To do — Retype the listing that follows, exactly as written.

___

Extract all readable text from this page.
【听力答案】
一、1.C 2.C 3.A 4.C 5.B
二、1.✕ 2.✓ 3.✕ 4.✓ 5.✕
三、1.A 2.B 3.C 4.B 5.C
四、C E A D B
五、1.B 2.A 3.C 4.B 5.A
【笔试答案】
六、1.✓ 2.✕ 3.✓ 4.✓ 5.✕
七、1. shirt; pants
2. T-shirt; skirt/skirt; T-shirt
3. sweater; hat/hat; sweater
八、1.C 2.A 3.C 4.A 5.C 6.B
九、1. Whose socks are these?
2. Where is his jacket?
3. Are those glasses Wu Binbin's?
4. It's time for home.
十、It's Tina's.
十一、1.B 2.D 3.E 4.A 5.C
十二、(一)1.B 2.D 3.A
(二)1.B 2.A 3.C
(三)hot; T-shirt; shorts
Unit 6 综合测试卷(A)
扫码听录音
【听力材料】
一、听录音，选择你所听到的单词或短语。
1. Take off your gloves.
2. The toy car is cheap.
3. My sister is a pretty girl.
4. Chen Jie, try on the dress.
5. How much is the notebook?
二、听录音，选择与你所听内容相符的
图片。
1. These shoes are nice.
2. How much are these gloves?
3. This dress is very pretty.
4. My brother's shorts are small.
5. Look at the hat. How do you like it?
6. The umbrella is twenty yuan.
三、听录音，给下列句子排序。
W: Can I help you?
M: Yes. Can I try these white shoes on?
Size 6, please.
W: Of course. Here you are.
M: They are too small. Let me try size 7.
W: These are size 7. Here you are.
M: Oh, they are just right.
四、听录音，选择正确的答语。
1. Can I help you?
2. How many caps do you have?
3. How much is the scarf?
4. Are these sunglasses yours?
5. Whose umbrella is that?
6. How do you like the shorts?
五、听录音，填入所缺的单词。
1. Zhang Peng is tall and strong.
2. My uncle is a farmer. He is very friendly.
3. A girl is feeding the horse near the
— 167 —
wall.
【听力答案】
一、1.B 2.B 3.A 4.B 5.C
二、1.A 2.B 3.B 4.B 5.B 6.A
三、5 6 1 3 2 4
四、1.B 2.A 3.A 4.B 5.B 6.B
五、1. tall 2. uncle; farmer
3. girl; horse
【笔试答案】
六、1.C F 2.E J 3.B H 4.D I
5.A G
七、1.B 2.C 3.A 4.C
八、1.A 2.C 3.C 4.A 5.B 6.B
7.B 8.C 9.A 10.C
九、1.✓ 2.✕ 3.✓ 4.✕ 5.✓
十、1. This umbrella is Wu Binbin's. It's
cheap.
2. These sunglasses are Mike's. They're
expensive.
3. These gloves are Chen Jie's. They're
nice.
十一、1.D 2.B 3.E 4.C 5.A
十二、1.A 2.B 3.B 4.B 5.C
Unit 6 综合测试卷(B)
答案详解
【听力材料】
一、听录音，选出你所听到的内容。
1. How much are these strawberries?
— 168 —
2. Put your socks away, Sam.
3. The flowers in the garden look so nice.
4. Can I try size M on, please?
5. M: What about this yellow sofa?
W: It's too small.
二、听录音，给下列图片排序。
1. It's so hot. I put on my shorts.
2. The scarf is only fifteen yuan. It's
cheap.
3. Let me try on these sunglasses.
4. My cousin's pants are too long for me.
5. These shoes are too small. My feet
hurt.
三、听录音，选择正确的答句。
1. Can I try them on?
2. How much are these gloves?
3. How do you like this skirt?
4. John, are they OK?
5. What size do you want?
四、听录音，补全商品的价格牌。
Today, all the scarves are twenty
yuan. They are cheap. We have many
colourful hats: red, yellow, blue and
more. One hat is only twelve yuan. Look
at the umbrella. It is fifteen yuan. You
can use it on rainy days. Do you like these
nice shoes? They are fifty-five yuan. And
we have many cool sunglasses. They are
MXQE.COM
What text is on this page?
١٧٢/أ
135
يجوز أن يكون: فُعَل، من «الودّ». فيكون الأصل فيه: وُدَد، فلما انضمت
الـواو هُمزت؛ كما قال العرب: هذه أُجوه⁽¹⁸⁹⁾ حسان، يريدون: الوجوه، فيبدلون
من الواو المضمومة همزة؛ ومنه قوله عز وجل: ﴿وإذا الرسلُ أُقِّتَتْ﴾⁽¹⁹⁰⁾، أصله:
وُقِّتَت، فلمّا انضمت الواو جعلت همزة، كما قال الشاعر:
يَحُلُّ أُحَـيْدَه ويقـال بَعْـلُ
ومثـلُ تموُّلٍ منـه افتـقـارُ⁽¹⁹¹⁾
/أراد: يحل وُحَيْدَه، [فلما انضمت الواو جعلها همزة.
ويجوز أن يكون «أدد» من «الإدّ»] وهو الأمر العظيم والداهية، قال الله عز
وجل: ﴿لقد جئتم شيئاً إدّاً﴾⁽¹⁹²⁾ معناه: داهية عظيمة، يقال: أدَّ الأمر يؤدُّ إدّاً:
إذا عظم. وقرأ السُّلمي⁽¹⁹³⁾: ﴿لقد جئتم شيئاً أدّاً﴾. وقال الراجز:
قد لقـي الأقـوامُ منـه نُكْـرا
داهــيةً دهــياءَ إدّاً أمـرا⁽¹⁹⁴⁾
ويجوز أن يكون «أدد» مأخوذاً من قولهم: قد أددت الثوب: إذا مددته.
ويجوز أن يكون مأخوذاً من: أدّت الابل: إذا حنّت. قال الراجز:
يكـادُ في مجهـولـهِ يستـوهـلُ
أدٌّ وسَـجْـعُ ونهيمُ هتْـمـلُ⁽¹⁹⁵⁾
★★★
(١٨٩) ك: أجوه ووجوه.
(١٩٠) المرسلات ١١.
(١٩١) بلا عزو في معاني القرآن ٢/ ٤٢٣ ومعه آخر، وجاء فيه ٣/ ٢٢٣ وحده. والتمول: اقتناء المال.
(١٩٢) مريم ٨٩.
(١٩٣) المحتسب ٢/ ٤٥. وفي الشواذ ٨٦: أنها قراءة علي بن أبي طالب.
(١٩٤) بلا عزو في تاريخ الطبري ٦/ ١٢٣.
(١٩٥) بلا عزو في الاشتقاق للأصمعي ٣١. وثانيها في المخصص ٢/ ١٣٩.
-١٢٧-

___

Solution to the exercise —
Extract all readable text from this page.
【听力答案】
一、1.C 2.C 3.A 4.C 5.B
二、1.✕ 2.✓ 3.✕ 4.✓ 5.✕
三、1.A 2.B 3.C 4.B 5.C
四、C E A D B
五、1.B 2.A 3.C 4.B 5.A
【笔试答案】
六、1.✓ 2.✕ 3.✓ 4.✓ 5.✕
七、1. shirt; pants
2. T-shirt; skirt/skirt; T-shirt
3. sweater; hat/hat; sweater
八、1.C 2.A 3.C 4.A 5.C 6.B
九、1. Whose socks are these?
2. Where is his jacket?
3. Are those glasses Wu Binbin's?
4. It's time for home.
十、It's Tina's.
十一、1.B 2.D 3.E 4.A 5.C
十二、(一)1.B 2.D 3.A
(二)1.B 2.A 3.C
(三)hot; T-shirt; shorts
Unit 6 综合测试卷(A)
扫码听录音
【听力材料】
一、听录音，选择你所听到的单词或短语。
1. Take off your gloves.
2. The toy car is cheap.
3. My sister is a pretty girl.
4. Chen Jie, try on the dress.
5. How much is the notebook?
二、听录音，选择与你所听内容相符的
图片。
1. These shoes are nice.
2. How much are these gloves?
3. This dress is very pretty.
4. My brother's shorts are small.
5. Look at the hat. How do you like it?
6. The umbrella is twenty yuan.
三、听录音，给下列句子排序。
W: Can I help you?
M: Yes. Can I try these white shoes on?
Size 6, please.
W: Of course. Here you are.
M: They are too small. Let me try size 7.
W: These are size 7. Here you are.
M: Oh, they are just right.
四、听录音，选择正确的答语。
1. Can I help you?
2. How many caps do you have?
3. How much is the scarf?
4. Are these sunglasses yours?
5. Whose umbrella is that?
6. How do you like the shorts?
五、听录音，填入所缺的单词。
1. Zhang Peng is tall and strong.
2. My uncle is a farmer. He is very friendly.
3. A girl is feeding the horse near the
— 167 —
wall.
【听力答案】
一、1.B 2.B 3.A 4.B 5.C
二、1.A 2.B 3.B 4.B 5.B 6.A
三、5 6 1 3 2 4
四、1.B 2.A 3.A 4.B 5.B 6.B
五、1. tall 2. uncle; farmer
3. girl; horse
【笔试答案】
六、1.C F 2.E J 3.B H 4.D I
5.A G
七、1.B 2.C 3.A 4.C
八、1.A 2.C 3.C 4.A 5.B 6.B
7.B 8.C 9.A 10.C
九、1.✓ 2.✕ 3.✓ 4.✕ 5.✓
十、1. This umbrella is Wu Binbin's. It's
cheap.
2. These sunglasses are Mike's. They're
expensive.
3. These gloves are Chen Jie's. They're
nice.
十一、1.D 2.B 3.E 4.C 5.A
十二、1.A 2.B 3.B 4.B 5.C
Unit 6 综合测试卷(B)
答案详解
【听力材料】
一、听录音，选出你所听到的内容。
1. How much are these strawberries?
— 168 —
2. Put your socks away, Sam.
3. The flowers in the garden look so nice.
4. Can I try size M on, please?
5. M: What about this yellow sofa?
W: It's too small.
二、听录音，给下列图片排序。
1. It's so hot. I put on my shorts.
2. The scarf is only fifteen yuan. It's
cheap.
3. Let me try on these sunglasses.
4. My cousin's pants are too long for me.
5. These shoes are too small. My feet
hurt.
三、听录音，选择正确的答句。
1. Can I try them on?
2. How much are these gloves?
3. How do you like this skirt?
4. John, are they OK?
5. What size do you want?
四、听录音，补全商品的价格牌。
Today, all the scarves are twenty
yuan. They are cheap. We have many
colourful hats: red, yellow, blue and
more. One hat is only twelve yuan. Look
at the umbrella. It is fifteen yuan. You
can use it on rainy days. Do you like these
nice shoes? They are fifty-five yuan. And
we have many cool sunglasses. They are
MXQE.COM
What text is on this page?
١٧٢/أ
135
يجوز أن يكون: فُعَل، من «الودّ». فيكون الأصل فيه: وُدَد، فلما انضمت
الـواو هُمزت؛ كما قال العرب: هذه أُجوه⁽¹⁸⁹⁾ حسان، يريدون: الوجوه، فيبدلون
من الواو المضمومة همزة؛ ومنه قوله عز وجل: ﴿وإذا الرسلُ أُقِّتَتْ﴾⁽¹⁹⁰⁾، أصله:
وُقِّتَت، فلمّا انضمت الواو جعلت همزة، كما قال الشاعر:
يَحُلُّ أُحَـيْدَه ويقـال بَعْـلُ
ومثـلُ تموُّلٍ منـه افتـقـارُ⁽¹⁹¹⁾
/أراد: يحل وُحَيْدَه، [فلما انضمت الواو جعلها همزة.
ويجوز أن يكون «أدد» من «الإدّ»] وهو الأمر العظيم والداهية، قال الله عز
وجل: ﴿لقد جئتم شيئاً إدّاً﴾⁽¹⁹²⁾ معناه: داهية عظيمة، يقال: أدَّ الأمر يؤدُّ إدّاً:
إذا عظم. وقرأ السُّلمي⁽¹⁹³⁾: ﴿لقد جئتم شيئاً أدّاً﴾. وقال الراجز:
قد لقـي الأقـوامُ منـه نُكْـرا
داهــيةً دهــياءَ إدّاً أمـرا⁽¹⁹⁴⁾
ويجوز أن يكون «أدد» مأخوذاً من قولهم: قد أددت الثوب: إذا مددته.
ويجوز أن يكون مأخوذاً من: أدّت الابل: إذا حنّت. قال الراجز:
يكـادُ في مجهـولـهِ يستـوهـلُ
أدٌّ وسَـجْـعُ ونهيمُ هتْـمـلُ⁽¹⁹⁵⁾
★★★
(١٨٩) ك: أجوه ووجوه.
(١٩٠) المرسلات ١١.
(١٩١) بلا عزو في معاني القرآن ٢/ ٤٢٣ ومعه آخر، وجاء فيه ٣/ ٢٢٣ وحده. والتمول: اقتناء المال.
(١٩٢) مريم ٨٩.
(١٩٣) المحتسب ٢/ ٤٥. وفي الشواذ ٨٦: أنها قراءة علي بن أبي طالب.
(١٩٤) بلا عزو في تاريخ الطبري ٦/ ١٢٣.
(١٩٥) بلا عزو في الاشتقاق للأصمعي ٣١. وثانيها في المخصص ٢/ ١٣٩.
-١٢٧-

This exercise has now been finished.